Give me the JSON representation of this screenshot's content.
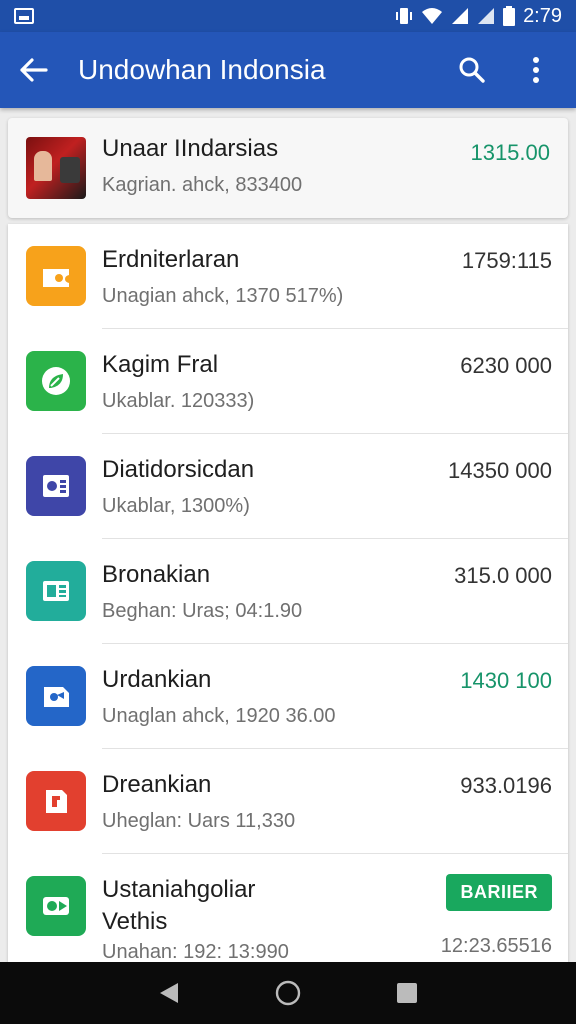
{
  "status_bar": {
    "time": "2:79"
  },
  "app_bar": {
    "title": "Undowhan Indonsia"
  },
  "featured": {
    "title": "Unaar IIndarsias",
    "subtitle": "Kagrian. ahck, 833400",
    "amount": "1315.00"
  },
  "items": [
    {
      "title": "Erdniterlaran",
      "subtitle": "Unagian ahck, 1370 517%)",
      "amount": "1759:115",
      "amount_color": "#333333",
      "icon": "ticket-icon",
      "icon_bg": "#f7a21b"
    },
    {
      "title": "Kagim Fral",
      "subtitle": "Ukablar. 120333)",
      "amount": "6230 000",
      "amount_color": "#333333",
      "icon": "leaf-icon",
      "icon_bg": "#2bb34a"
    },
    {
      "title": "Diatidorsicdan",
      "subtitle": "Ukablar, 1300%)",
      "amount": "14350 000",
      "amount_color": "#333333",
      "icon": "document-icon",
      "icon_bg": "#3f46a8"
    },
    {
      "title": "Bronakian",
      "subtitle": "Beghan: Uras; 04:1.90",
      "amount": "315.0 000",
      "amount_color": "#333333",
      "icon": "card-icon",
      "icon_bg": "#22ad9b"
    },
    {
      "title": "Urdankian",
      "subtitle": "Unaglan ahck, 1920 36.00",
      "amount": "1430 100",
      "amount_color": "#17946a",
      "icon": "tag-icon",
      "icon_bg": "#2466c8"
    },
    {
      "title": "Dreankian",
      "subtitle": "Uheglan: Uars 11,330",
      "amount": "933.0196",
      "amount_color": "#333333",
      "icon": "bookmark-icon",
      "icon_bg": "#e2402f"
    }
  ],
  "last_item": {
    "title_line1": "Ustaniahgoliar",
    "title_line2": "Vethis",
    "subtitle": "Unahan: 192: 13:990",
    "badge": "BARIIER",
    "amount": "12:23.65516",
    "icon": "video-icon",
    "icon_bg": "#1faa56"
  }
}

----------------------------------------

▶ _What to produce_: Give an exact reproduction of every line, leaving out any picture.

▶ _Task result_:
Give me the JSON representation of this screenshot's content.
{
  "status_bar": {
    "time": "2:79"
  },
  "app_bar": {
    "title": "Undowhan Indonsia"
  },
  "featured": {
    "title": "Unaar IIndarsias",
    "subtitle": "Kagrian. ahck, 833400",
    "amount": "1315.00"
  },
  "items": [
    {
      "title": "Erdniterlaran",
      "subtitle": "Unagian ahck, 1370 517%)",
      "amount": "1759:115",
      "amount_color": "#333333",
      "icon": "ticket-icon",
      "icon_bg": "#f7a21b"
    },
    {
      "title": "Kagim Fral",
      "subtitle": "Ukablar. 120333)",
      "amount": "6230 000",
      "amount_color": "#333333",
      "icon": "leaf-icon",
      "icon_bg": "#2bb34a"
    },
    {
      "title": "Diatidorsicdan",
      "subtitle": "Ukablar, 1300%)",
      "amount": "14350 000",
      "amount_color": "#333333",
      "icon": "document-icon",
      "icon_bg": "#3f46a8"
    },
    {
      "title": "Bronakian",
      "subtitle": "Beghan: Uras; 04:1.90",
      "amount": "315.0 000",
      "amount_color": "#333333",
      "icon": "card-icon",
      "icon_bg": "#22ad9b"
    },
    {
      "title": "Urdankian",
      "subtitle": "Unaglan ahck, 1920 36.00",
      "amount": "1430 100",
      "amount_color": "#17946a",
      "icon": "tag-icon",
      "icon_bg": "#2466c8"
    },
    {
      "title": "Dreankian",
      "subtitle": "Uheglan: Uars 11,330",
      "amount": "933.0196",
      "amount_color": "#333333",
      "icon": "bookmark-icon",
      "icon_bg": "#e2402f"
    }
  ],
  "last_item": {
    "title_line1": "Ustaniahgoliar",
    "title_line2": "Vethis",
    "subtitle": "Unahan: 192: 13:990",
    "badge": "BARIIER",
    "amount": "12:23.65516",
    "icon": "video-icon",
    "icon_bg": "#1faa56"
  }
}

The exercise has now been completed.